**DIRECTIONS FOR THIS TASK**.
Find each line that has the string "JSON" and give the total, with nothing else.

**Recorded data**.
+--

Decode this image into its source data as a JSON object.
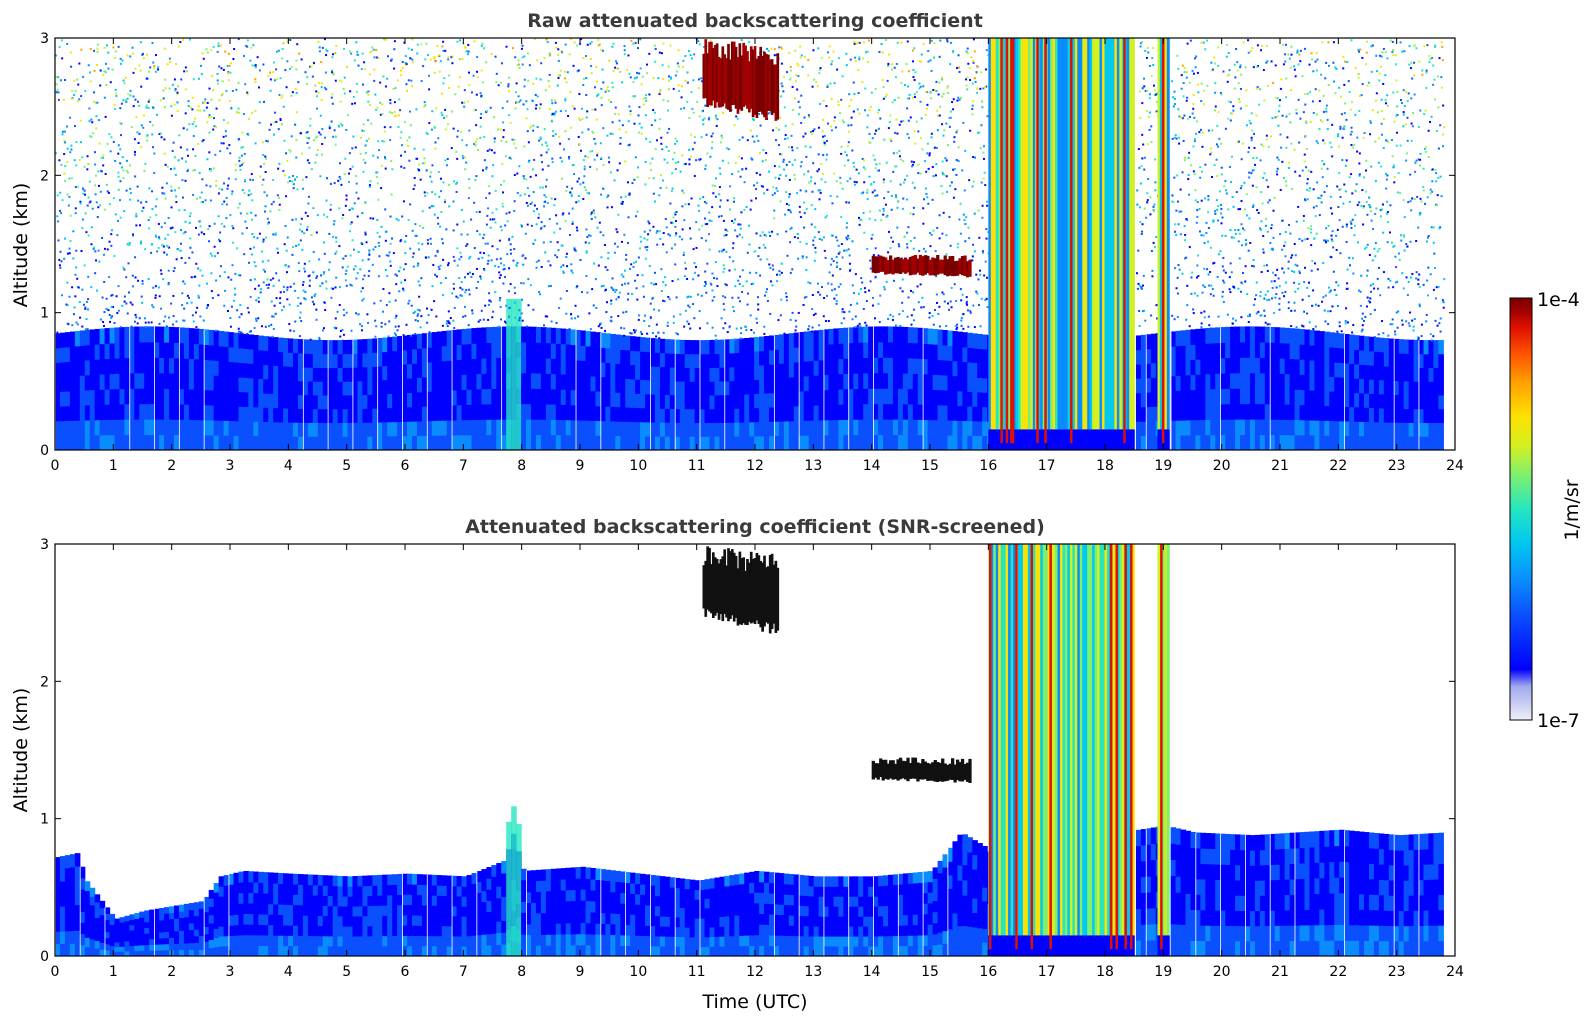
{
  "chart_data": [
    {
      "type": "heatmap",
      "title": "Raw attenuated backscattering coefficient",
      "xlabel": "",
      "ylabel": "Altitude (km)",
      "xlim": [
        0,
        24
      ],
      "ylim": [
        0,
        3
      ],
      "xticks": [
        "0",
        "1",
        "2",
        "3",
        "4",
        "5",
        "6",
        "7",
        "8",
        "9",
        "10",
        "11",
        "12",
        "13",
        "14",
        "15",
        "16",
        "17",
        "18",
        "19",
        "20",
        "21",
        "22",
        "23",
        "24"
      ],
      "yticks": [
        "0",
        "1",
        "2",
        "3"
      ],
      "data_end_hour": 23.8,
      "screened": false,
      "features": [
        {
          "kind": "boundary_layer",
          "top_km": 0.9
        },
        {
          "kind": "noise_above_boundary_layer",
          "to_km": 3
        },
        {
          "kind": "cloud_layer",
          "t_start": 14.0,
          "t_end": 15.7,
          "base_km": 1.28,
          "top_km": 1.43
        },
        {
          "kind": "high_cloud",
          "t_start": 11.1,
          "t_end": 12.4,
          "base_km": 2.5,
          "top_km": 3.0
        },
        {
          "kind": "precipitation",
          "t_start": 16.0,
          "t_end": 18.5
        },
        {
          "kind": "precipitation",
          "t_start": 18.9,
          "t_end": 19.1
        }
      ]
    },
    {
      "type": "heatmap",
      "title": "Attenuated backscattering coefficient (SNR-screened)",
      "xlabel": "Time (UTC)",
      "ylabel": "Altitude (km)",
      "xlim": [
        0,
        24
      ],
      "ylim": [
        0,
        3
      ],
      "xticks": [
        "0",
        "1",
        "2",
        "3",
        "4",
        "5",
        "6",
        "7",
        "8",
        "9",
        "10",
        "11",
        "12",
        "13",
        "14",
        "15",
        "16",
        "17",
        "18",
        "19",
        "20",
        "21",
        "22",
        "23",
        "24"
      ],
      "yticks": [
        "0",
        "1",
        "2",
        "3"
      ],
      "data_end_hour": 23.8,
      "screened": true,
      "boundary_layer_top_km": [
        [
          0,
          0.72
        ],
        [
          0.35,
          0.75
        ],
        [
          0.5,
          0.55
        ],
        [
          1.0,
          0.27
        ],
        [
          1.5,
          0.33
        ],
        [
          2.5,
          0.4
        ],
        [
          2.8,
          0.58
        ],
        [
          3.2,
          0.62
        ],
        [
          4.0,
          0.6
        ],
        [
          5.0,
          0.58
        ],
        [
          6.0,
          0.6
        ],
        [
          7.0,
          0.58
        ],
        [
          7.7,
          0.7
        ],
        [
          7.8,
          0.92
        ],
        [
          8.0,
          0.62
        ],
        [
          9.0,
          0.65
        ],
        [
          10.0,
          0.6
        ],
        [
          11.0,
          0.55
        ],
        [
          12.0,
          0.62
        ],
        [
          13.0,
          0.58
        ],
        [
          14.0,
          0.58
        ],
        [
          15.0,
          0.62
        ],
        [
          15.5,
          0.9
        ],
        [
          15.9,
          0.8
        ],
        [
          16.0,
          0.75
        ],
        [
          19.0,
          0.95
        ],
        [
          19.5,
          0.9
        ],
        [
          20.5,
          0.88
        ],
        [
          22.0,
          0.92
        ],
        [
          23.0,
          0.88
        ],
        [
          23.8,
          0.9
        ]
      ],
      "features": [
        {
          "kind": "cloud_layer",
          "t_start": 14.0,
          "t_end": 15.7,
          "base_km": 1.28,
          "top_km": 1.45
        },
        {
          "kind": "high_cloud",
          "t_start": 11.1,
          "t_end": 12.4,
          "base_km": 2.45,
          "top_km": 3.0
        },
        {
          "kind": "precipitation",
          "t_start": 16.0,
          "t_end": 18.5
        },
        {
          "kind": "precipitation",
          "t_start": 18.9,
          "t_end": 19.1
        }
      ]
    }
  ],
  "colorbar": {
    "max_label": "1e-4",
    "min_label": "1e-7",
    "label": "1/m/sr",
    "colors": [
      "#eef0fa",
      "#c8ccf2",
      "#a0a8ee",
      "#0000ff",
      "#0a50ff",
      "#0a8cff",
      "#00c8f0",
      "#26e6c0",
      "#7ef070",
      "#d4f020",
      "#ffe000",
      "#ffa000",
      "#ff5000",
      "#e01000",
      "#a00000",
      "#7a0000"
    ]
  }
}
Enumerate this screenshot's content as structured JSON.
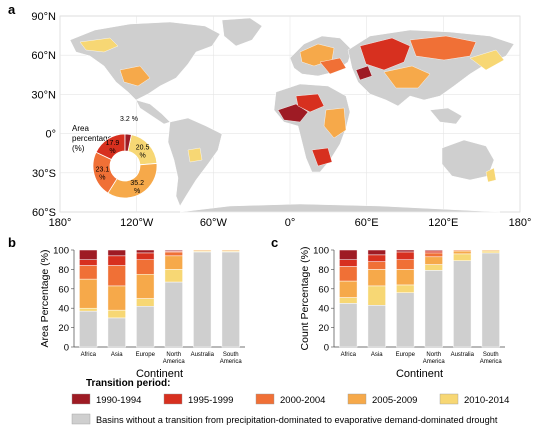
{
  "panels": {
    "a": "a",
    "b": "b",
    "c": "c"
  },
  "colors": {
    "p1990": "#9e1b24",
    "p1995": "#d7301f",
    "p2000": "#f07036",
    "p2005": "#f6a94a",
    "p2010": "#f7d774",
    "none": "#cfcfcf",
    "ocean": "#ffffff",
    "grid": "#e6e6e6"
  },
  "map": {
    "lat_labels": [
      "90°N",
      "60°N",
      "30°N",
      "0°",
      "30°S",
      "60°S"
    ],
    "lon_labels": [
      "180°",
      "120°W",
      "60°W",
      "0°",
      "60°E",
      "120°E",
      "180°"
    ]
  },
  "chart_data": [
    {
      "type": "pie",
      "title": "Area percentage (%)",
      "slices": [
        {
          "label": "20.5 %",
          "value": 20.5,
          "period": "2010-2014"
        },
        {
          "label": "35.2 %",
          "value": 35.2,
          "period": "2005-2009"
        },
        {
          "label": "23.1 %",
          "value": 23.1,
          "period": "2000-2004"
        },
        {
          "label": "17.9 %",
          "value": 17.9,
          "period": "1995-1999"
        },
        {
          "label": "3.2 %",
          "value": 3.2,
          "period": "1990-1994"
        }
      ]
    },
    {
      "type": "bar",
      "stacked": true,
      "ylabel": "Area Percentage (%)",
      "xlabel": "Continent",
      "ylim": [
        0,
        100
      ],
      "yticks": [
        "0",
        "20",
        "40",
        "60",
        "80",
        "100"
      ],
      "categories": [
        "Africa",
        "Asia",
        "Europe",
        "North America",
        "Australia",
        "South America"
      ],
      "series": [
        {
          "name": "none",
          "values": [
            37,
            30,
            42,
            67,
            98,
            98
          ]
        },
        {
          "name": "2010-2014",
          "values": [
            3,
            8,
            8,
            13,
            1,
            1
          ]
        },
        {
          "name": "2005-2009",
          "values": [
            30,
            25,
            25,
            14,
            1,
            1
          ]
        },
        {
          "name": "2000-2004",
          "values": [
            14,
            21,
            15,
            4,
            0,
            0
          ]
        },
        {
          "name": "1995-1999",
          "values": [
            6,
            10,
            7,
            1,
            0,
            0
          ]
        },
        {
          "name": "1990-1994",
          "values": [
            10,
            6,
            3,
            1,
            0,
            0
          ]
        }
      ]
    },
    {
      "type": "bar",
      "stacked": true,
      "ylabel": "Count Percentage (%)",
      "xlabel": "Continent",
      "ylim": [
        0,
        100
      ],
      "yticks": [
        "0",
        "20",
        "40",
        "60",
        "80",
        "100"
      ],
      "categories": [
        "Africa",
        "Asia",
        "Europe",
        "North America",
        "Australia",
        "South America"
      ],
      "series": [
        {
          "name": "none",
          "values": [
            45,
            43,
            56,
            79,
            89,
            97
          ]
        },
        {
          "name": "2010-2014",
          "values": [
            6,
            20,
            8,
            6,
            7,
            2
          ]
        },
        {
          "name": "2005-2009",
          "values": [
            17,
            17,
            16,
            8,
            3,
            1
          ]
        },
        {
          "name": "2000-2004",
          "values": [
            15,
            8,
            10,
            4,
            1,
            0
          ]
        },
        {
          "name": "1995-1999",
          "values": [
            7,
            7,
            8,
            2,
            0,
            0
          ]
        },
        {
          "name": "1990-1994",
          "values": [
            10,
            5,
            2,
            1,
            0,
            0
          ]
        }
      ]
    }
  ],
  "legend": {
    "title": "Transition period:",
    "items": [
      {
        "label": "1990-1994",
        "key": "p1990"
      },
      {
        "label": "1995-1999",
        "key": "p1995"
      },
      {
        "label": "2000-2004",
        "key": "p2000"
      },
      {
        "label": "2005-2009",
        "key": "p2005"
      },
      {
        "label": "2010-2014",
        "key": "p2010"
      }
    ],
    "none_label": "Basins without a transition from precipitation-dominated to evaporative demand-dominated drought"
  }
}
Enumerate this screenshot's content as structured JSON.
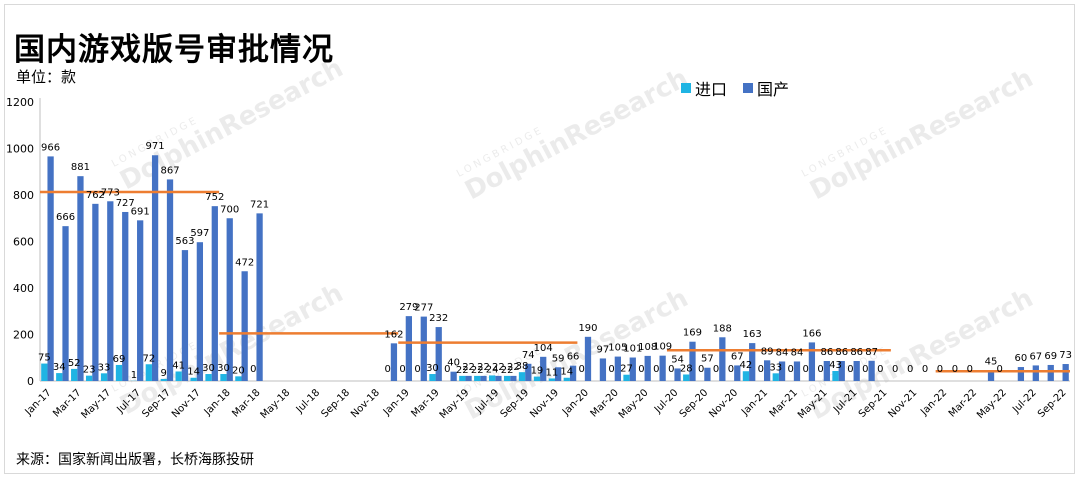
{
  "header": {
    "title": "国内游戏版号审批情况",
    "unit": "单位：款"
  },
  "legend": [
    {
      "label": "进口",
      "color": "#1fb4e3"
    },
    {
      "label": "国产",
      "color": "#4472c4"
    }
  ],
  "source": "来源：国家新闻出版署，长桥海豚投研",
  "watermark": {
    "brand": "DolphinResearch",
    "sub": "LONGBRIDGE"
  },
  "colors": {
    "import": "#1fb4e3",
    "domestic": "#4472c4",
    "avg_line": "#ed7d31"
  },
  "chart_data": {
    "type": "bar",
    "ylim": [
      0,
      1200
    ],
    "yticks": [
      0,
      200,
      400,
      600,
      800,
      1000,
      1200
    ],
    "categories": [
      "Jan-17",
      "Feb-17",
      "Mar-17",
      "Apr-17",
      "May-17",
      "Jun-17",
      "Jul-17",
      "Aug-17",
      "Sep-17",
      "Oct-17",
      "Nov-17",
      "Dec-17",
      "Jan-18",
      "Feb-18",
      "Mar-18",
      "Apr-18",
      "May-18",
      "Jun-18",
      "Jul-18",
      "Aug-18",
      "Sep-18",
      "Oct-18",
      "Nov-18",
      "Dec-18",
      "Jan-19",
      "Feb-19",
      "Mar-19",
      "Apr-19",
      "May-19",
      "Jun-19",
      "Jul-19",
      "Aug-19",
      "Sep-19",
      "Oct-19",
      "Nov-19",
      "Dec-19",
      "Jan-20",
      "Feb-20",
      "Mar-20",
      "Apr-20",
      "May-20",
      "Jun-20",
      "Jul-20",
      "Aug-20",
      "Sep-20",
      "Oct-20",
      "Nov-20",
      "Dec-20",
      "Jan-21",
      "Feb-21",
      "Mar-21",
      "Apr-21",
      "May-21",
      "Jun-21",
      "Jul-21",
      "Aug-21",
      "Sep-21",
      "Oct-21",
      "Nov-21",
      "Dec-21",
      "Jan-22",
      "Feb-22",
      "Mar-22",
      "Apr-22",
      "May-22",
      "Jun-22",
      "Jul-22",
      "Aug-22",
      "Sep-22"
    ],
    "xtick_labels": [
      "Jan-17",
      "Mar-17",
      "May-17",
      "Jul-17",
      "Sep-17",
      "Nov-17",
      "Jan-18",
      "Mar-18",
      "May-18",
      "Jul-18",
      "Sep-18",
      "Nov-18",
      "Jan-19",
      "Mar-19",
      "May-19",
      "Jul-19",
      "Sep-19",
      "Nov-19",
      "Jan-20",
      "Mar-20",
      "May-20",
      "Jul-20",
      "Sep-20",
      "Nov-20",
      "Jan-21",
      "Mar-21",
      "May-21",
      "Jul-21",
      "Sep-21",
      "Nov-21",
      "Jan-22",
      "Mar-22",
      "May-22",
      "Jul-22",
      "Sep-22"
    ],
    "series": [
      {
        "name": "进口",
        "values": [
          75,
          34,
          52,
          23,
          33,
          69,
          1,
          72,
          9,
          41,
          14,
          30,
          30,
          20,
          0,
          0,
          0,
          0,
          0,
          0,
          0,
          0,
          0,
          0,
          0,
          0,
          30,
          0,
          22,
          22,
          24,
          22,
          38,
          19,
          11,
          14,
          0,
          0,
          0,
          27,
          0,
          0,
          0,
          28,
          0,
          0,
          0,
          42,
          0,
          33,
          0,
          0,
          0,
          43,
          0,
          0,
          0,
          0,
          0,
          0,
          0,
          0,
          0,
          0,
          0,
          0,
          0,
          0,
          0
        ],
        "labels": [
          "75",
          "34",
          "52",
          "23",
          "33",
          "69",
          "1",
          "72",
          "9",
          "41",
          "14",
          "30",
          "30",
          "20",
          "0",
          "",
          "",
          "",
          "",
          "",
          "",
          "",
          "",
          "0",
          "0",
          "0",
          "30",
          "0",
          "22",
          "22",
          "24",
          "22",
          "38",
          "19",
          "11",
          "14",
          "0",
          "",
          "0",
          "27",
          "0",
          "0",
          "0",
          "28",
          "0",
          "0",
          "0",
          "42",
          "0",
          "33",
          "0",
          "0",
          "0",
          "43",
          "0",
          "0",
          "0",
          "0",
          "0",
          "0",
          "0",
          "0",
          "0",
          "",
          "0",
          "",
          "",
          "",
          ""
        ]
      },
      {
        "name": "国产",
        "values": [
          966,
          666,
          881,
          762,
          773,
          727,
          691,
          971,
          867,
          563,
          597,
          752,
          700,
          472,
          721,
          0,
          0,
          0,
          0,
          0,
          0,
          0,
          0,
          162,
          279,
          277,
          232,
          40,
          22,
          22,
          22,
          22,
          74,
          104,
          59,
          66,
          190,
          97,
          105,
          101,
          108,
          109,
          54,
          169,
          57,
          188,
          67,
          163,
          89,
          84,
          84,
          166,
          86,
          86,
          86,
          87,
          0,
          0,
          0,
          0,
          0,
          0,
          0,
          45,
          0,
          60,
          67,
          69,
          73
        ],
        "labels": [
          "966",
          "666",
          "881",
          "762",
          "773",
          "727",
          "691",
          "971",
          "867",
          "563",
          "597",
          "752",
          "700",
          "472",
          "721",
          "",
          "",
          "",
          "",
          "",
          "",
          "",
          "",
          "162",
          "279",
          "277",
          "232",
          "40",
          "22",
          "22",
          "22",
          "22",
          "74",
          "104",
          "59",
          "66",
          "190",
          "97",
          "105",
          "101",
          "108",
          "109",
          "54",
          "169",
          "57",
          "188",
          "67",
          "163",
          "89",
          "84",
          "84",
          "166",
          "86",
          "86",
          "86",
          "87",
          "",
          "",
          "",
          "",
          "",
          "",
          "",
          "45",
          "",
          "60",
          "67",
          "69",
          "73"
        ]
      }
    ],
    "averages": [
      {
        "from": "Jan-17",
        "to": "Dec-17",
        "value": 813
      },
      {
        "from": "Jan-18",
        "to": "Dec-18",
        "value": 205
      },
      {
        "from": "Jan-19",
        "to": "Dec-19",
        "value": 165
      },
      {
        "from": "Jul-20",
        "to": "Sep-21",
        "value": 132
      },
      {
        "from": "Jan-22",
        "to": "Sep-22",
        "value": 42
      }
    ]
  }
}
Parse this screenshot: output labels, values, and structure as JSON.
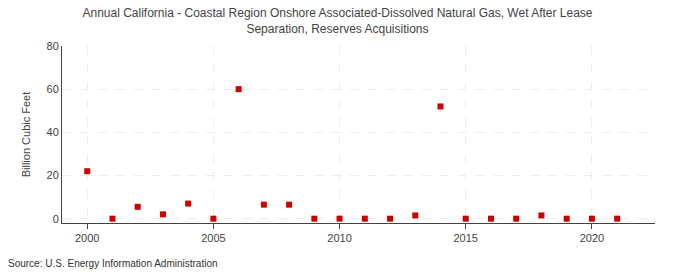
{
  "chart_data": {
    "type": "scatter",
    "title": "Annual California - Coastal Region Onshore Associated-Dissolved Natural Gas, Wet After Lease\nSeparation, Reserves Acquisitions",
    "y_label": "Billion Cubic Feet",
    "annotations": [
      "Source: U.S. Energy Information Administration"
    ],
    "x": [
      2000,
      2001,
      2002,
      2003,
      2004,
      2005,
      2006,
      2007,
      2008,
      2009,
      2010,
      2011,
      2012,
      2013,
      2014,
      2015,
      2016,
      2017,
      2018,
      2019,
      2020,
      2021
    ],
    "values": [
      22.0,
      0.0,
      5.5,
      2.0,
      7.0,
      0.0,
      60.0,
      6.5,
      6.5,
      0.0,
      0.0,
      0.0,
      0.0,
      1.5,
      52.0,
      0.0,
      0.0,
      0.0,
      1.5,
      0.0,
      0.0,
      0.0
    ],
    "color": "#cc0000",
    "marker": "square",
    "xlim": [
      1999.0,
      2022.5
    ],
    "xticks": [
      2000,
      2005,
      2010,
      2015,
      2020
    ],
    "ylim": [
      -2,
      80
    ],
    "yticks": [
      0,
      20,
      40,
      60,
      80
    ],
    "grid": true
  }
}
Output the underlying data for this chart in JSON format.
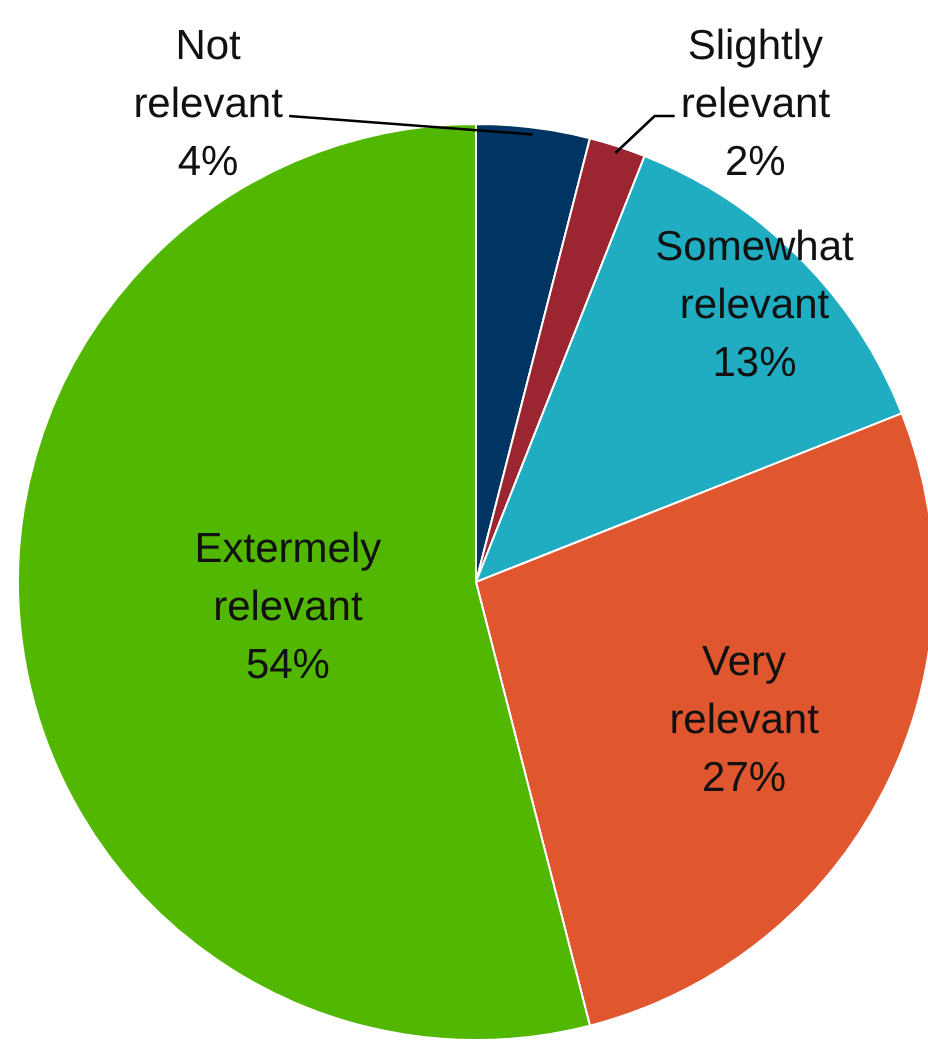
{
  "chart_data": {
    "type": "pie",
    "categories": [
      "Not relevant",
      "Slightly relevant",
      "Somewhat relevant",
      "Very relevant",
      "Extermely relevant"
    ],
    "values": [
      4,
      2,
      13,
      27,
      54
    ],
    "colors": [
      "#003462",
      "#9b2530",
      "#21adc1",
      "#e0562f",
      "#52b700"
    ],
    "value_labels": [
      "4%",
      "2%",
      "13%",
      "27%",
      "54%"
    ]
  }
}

+--

**PROBLEM SOLUTION**.
5